With the pictures left out, copy the listing below exactly.

Extracts from a graphics dataset
^^^^^^^^

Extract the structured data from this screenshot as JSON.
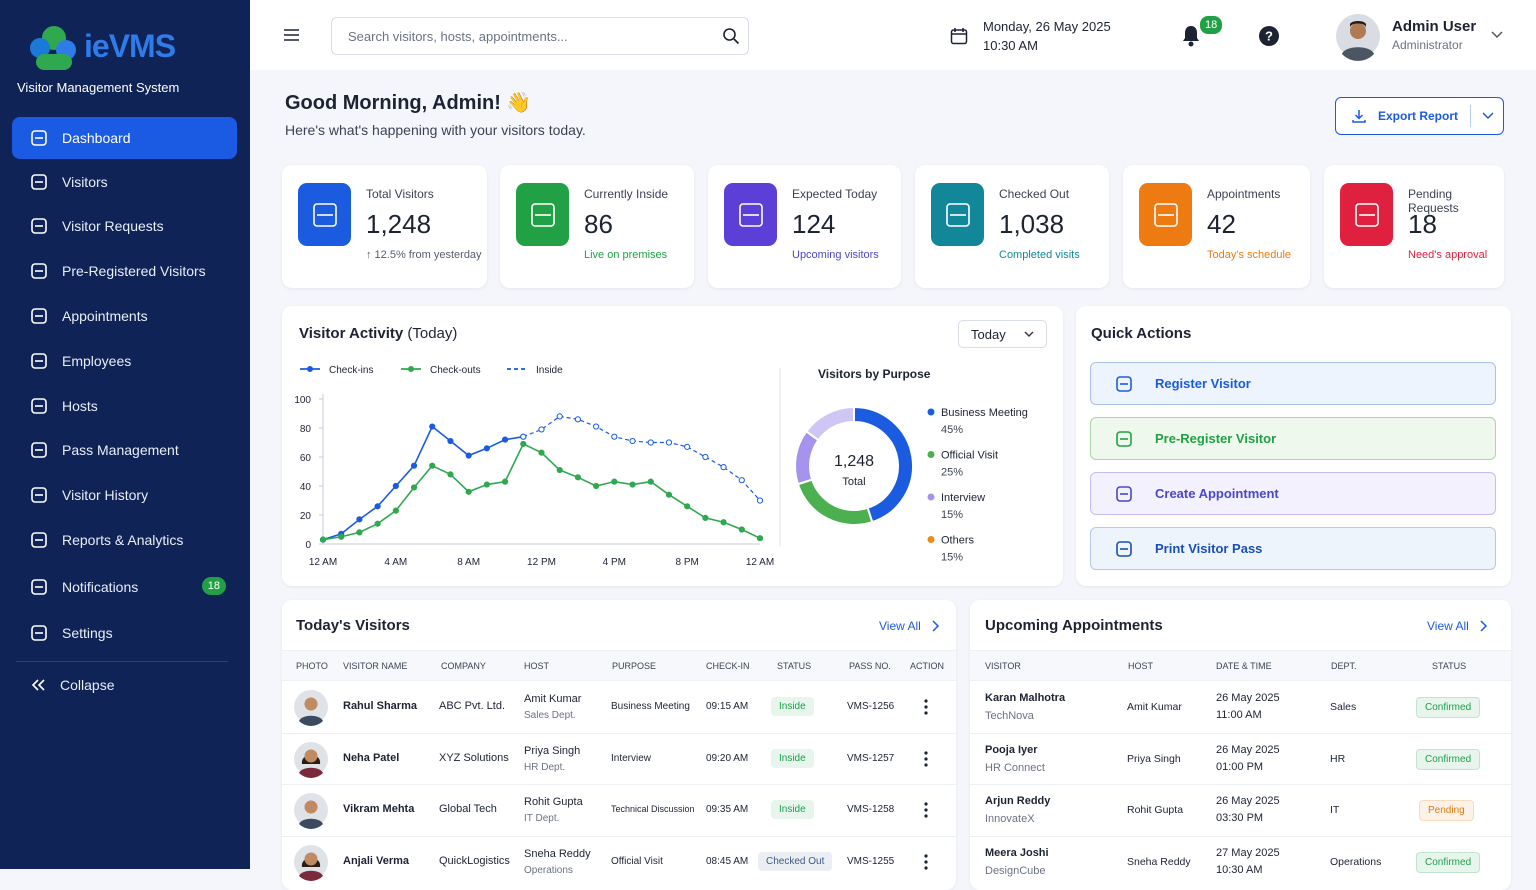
{
  "sidebar": {
    "logo": "ieVMS",
    "tagline": "Visitor Management System",
    "menu": [
      "Dashboard",
      "Visitors",
      "Visitor Requests",
      "Pre-Registered Visitors",
      "Appointments",
      "Employees",
      "Hosts",
      "Pass Management",
      "Visitor History",
      "Reports & Analytics",
      "Notifications",
      "Settings"
    ],
    "notifications_badge": "18",
    "collapse": "Collapse"
  },
  "header": {
    "search_placeholder": "Search visitors, hosts, appointments...",
    "date": "Monday, 26 May 2025",
    "time": "10:30 AM",
    "bell_badge": "18",
    "user_name": "Admin User",
    "user_role": "Administrator"
  },
  "greeting": {
    "title": "Good Morning, Admin! 👋",
    "subtitle": "Here's what's happening with your visitors today.",
    "export": "Export Report"
  },
  "stats": [
    {
      "label": "Total Visitors",
      "value": "1,248",
      "note": "↑ 12.5% from yesterday",
      "color": "#1a5be0",
      "note_color": "#555e6e"
    },
    {
      "label": "Currently Inside",
      "value": "86",
      "note": "Live on premises",
      "color": "#22a045",
      "note_color": "#22a045"
    },
    {
      "label": "Expected Today",
      "value": "124",
      "note": "Upcoming visitors",
      "color": "#5b3fd6",
      "note_color": "#4a47c9"
    },
    {
      "label": "Checked Out",
      "value": "1,038",
      "note": "Completed visits",
      "color": "#12879a",
      "note_color": "#12879a"
    },
    {
      "label": "Appointments",
      "value": "42",
      "note": "Today's schedule",
      "color": "#ee7a12",
      "note_color": "#ee7a12"
    },
    {
      "label": "Pending Requests",
      "value": "18",
      "note": "Need's approval",
      "color": "#e0203f",
      "note_color": "#e0203f"
    }
  ],
  "visitor_activity": {
    "title": "Visitor Activity",
    "title_suffix": "(Today)",
    "filter": "Today",
    "chart": {
      "type": "line",
      "categories": [
        "12 AM",
        null,
        null,
        null,
        "4 AM",
        null,
        null,
        null,
        "8 AM",
        null,
        null,
        null,
        "12 PM",
        null,
        null,
        null,
        "4 PM",
        null,
        null,
        null,
        "8 PM",
        null,
        null,
        null,
        "12 AM"
      ],
      "series": [
        {
          "name": "Check-ins",
          "color": "#1a5be0",
          "dashed": false,
          "values": [
            3,
            7,
            17,
            26,
            40,
            54,
            81,
            71,
            61,
            66,
            72,
            74,
            null,
            null,
            null,
            null,
            null,
            null,
            null,
            null,
            null,
            null,
            null,
            null,
            null
          ]
        },
        {
          "name": "Check-outs",
          "color": "#2fa84f",
          "dashed": false,
          "values": [
            3,
            5,
            8,
            14,
            23,
            39,
            54,
            48,
            36,
            41,
            43,
            69,
            63,
            51,
            46,
            40,
            43,
            41,
            43,
            34,
            26,
            18,
            15,
            10,
            4
          ]
        },
        {
          "name": "Inside",
          "color": "#1a5be0",
          "dashed": true,
          "values": [
            null,
            null,
            null,
            null,
            null,
            null,
            null,
            null,
            null,
            null,
            null,
            74,
            79,
            88,
            86,
            81,
            74,
            71,
            70,
            70,
            67,
            60,
            53,
            44,
            30
          ]
        }
      ],
      "ylim": [
        0,
        100
      ],
      "yticks": [
        0,
        20,
        40,
        60,
        80,
        100
      ]
    }
  },
  "purpose": {
    "type": "pie",
    "title": "Visitors by Purpose",
    "center_value": "1,248",
    "center_label": "Total",
    "categories": [
      "Business Meeting",
      "Official Visit",
      "Interview",
      "Others"
    ],
    "values": [
      45,
      25,
      15,
      15
    ],
    "value_labels": [
      "45%",
      "25%",
      "15%",
      "15%"
    ],
    "colors": [
      "#1a5be0",
      "#4cb050",
      "#a593ee",
      "#cfc6f5"
    ],
    "legend_colors": [
      "#1a5be0",
      "#4cb050",
      "#a593ee",
      "#ee8a1a"
    ]
  },
  "quick_actions": {
    "title": "Quick Actions",
    "items": [
      "Register Visitor",
      "Pre-Register Visitor",
      "Create Appointment",
      "Print Visitor Pass"
    ]
  },
  "todays_visitors": {
    "title": "Today's Visitors",
    "view_all": "View All",
    "columns": [
      "PHOTO",
      "VISITOR NAME",
      "COMPANY",
      "HOST",
      "PURPOSE",
      "CHECK-IN",
      "STATUS",
      "PASS NO.",
      "ACTION"
    ],
    "rows": [
      {
        "name": "Rahul Sharma",
        "company": "ABC Pvt. Ltd.",
        "host": "Amit Kumar",
        "host_dept": "Sales Dept.",
        "purpose": "Business Meeting",
        "check_in": "09:15 AM",
        "status": "Inside",
        "status_color": "#1e9e4a",
        "pass_no": "VMS-1256"
      },
      {
        "name": "Neha Patel",
        "company": "XYZ Solutions",
        "host": "Priya Singh",
        "host_dept": "HR Dept.",
        "purpose": "Interview",
        "check_in": "09:20 AM",
        "status": "Inside",
        "status_color": "#1e9e4a",
        "pass_no": "VMS-1257"
      },
      {
        "name": "Vikram Mehta",
        "company": "Global Tech",
        "host": "Rohit Gupta",
        "host_dept": "IT Dept.",
        "purpose": "Technical Discussion",
        "check_in": "09:35 AM",
        "status": "Inside",
        "status_color": "#1e9e4a",
        "pass_no": "VMS-1258"
      },
      {
        "name": "Anjali Verma",
        "company": "QuickLogistics",
        "host": "Sneha Reddy",
        "host_dept": "Operations",
        "purpose": "Official Visit",
        "check_in": "08:45 AM",
        "status": "Checked Out",
        "status_color": "#3d5a8a",
        "pass_no": "VMS-1255"
      }
    ]
  },
  "upcoming": {
    "title": "Upcoming Appointments",
    "view_all": "View All",
    "columns": [
      "VISITOR",
      "HOST",
      "DATE & TIME",
      "DEPT.",
      "STATUS"
    ],
    "rows": [
      {
        "visitor": "Karan Malhotra",
        "company": "TechNova",
        "host": "Amit Kumar",
        "date": "26 May 2025",
        "time": "11:00 AM",
        "dept": "Sales",
        "status": "Confirmed",
        "status_color": "#1e9e4a"
      },
      {
        "visitor": "Pooja Iyer",
        "company": "HR Connect",
        "host": "Priya Singh",
        "date": "26 May 2025",
        "time": "01:00 PM",
        "dept": "HR",
        "status": "Confirmed",
        "status_color": "#1e9e4a"
      },
      {
        "visitor": "Arjun Reddy",
        "company": "InnovateX",
        "host": "Rohit Gupta",
        "date": "26 May 2025",
        "time": "03:30 PM",
        "dept": "IT",
        "status": "Pending",
        "status_color": "#e07b12"
      },
      {
        "visitor": "Meera Joshi",
        "company": "DesignCube",
        "host": "Sneha Reddy",
        "date": "27 May 2025",
        "time": "10:30 AM",
        "dept": "Operations",
        "status": "Confirmed",
        "status_color": "#1e9e4a"
      }
    ]
  }
}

^^^^^^^^

» Written solution
Extract the structured data from this screenshot as JSON.
{
  "sidebar": {
    "logo": "ieVMS",
    "tagline": "Visitor Management System",
    "menu": [
      "Dashboard",
      "Visitors",
      "Visitor Requests",
      "Pre-Registered Visitors",
      "Appointments",
      "Employees",
      "Hosts",
      "Pass Management",
      "Visitor History",
      "Reports & Analytics",
      "Notifications",
      "Settings"
    ],
    "notifications_badge": "18",
    "collapse": "Collapse"
  },
  "header": {
    "search_placeholder": "Search visitors, hosts, appointments...",
    "date": "Monday, 26 May 2025",
    "time": "10:30 AM",
    "bell_badge": "18",
    "user_name": "Admin User",
    "user_role": "Administrator"
  },
  "greeting": {
    "title": "Good Morning, Admin! 👋",
    "subtitle": "Here's what's happening with your visitors today.",
    "export": "Export Report"
  },
  "stats": [
    {
      "label": "Total Visitors",
      "value": "1,248",
      "note": "↑ 12.5% from yesterday",
      "color": "#1a5be0",
      "note_color": "#555e6e"
    },
    {
      "label": "Currently Inside",
      "value": "86",
      "note": "Live on premises",
      "color": "#22a045",
      "note_color": "#22a045"
    },
    {
      "label": "Expected Today",
      "value": "124",
      "note": "Upcoming visitors",
      "color": "#5b3fd6",
      "note_color": "#4a47c9"
    },
    {
      "label": "Checked Out",
      "value": "1,038",
      "note": "Completed visits",
      "color": "#12879a",
      "note_color": "#12879a"
    },
    {
      "label": "Appointments",
      "value": "42",
      "note": "Today's schedule",
      "color": "#ee7a12",
      "note_color": "#ee7a12"
    },
    {
      "label": "Pending Requests",
      "value": "18",
      "note": "Need's approval",
      "color": "#e0203f",
      "note_color": "#e0203f"
    }
  ],
  "visitor_activity": {
    "title": "Visitor Activity",
    "title_suffix": "(Today)",
    "filter": "Today",
    "chart": {
      "type": "line",
      "categories": [
        "12 AM",
        null,
        null,
        null,
        "4 AM",
        null,
        null,
        null,
        "8 AM",
        null,
        null,
        null,
        "12 PM",
        null,
        null,
        null,
        "4 PM",
        null,
        null,
        null,
        "8 PM",
        null,
        null,
        null,
        "12 AM"
      ],
      "series": [
        {
          "name": "Check-ins",
          "color": "#1a5be0",
          "dashed": false,
          "values": [
            3,
            7,
            17,
            26,
            40,
            54,
            81,
            71,
            61,
            66,
            72,
            74,
            null,
            null,
            null,
            null,
            null,
            null,
            null,
            null,
            null,
            null,
            null,
            null,
            null
          ]
        },
        {
          "name": "Check-outs",
          "color": "#2fa84f",
          "dashed": false,
          "values": [
            3,
            5,
            8,
            14,
            23,
            39,
            54,
            48,
            36,
            41,
            43,
            69,
            63,
            51,
            46,
            40,
            43,
            41,
            43,
            34,
            26,
            18,
            15,
            10,
            4
          ]
        },
        {
          "name": "Inside",
          "color": "#1a5be0",
          "dashed": true,
          "values": [
            null,
            null,
            null,
            null,
            null,
            null,
            null,
            null,
            null,
            null,
            null,
            74,
            79,
            88,
            86,
            81,
            74,
            71,
            70,
            70,
            67,
            60,
            53,
            44,
            30
          ]
        }
      ],
      "ylim": [
        0,
        100
      ],
      "yticks": [
        0,
        20,
        40,
        60,
        80,
        100
      ]
    }
  },
  "purpose": {
    "type": "pie",
    "title": "Visitors by Purpose",
    "center_value": "1,248",
    "center_label": "Total",
    "categories": [
      "Business Meeting",
      "Official Visit",
      "Interview",
      "Others"
    ],
    "values": [
      45,
      25,
      15,
      15
    ],
    "value_labels": [
      "45%",
      "25%",
      "15%",
      "15%"
    ],
    "colors": [
      "#1a5be0",
      "#4cb050",
      "#a593ee",
      "#cfc6f5"
    ],
    "legend_colors": [
      "#1a5be0",
      "#4cb050",
      "#a593ee",
      "#ee8a1a"
    ]
  },
  "quick_actions": {
    "title": "Quick Actions",
    "items": [
      "Register Visitor",
      "Pre-Register Visitor",
      "Create Appointment",
      "Print Visitor Pass"
    ]
  },
  "todays_visitors": {
    "title": "Today's Visitors",
    "view_all": "View All",
    "columns": [
      "PHOTO",
      "VISITOR NAME",
      "COMPANY",
      "HOST",
      "PURPOSE",
      "CHECK-IN",
      "STATUS",
      "PASS NO.",
      "ACTION"
    ],
    "rows": [
      {
        "name": "Rahul Sharma",
        "company": "ABC Pvt. Ltd.",
        "host": "Amit Kumar",
        "host_dept": "Sales Dept.",
        "purpose": "Business Meeting",
        "check_in": "09:15 AM",
        "status": "Inside",
        "status_color": "#1e9e4a",
        "pass_no": "VMS-1256"
      },
      {
        "name": "Neha Patel",
        "company": "XYZ Solutions",
        "host": "Priya Singh",
        "host_dept": "HR Dept.",
        "purpose": "Interview",
        "check_in": "09:20 AM",
        "status": "Inside",
        "status_color": "#1e9e4a",
        "pass_no": "VMS-1257"
      },
      {
        "name": "Vikram Mehta",
        "company": "Global Tech",
        "host": "Rohit Gupta",
        "host_dept": "IT Dept.",
        "purpose": "Technical Discussion",
        "check_in": "09:35 AM",
        "status": "Inside",
        "status_color": "#1e9e4a",
        "pass_no": "VMS-1258"
      },
      {
        "name": "Anjali Verma",
        "company": "QuickLogistics",
        "host": "Sneha Reddy",
        "host_dept": "Operations",
        "purpose": "Official Visit",
        "check_in": "08:45 AM",
        "status": "Checked Out",
        "status_color": "#3d5a8a",
        "pass_no": "VMS-1255"
      }
    ]
  },
  "upcoming": {
    "title": "Upcoming Appointments",
    "view_all": "View All",
    "columns": [
      "VISITOR",
      "HOST",
      "DATE & TIME",
      "DEPT.",
      "STATUS"
    ],
    "rows": [
      {
        "visitor": "Karan Malhotra",
        "company": "TechNova",
        "host": "Amit Kumar",
        "date": "26 May 2025",
        "time": "11:00 AM",
        "dept": "Sales",
        "status": "Confirmed",
        "status_color": "#1e9e4a"
      },
      {
        "visitor": "Pooja Iyer",
        "company": "HR Connect",
        "host": "Priya Singh",
        "date": "26 May 2025",
        "time": "01:00 PM",
        "dept": "HR",
        "status": "Confirmed",
        "status_color": "#1e9e4a"
      },
      {
        "visitor": "Arjun Reddy",
        "company": "InnovateX",
        "host": "Rohit Gupta",
        "date": "26 May 2025",
        "time": "03:30 PM",
        "dept": "IT",
        "status": "Pending",
        "status_color": "#e07b12"
      },
      {
        "visitor": "Meera Joshi",
        "company": "DesignCube",
        "host": "Sneha Reddy",
        "date": "27 May 2025",
        "time": "10:30 AM",
        "dept": "Operations",
        "status": "Confirmed",
        "status_color": "#1e9e4a"
      }
    ]
  }
}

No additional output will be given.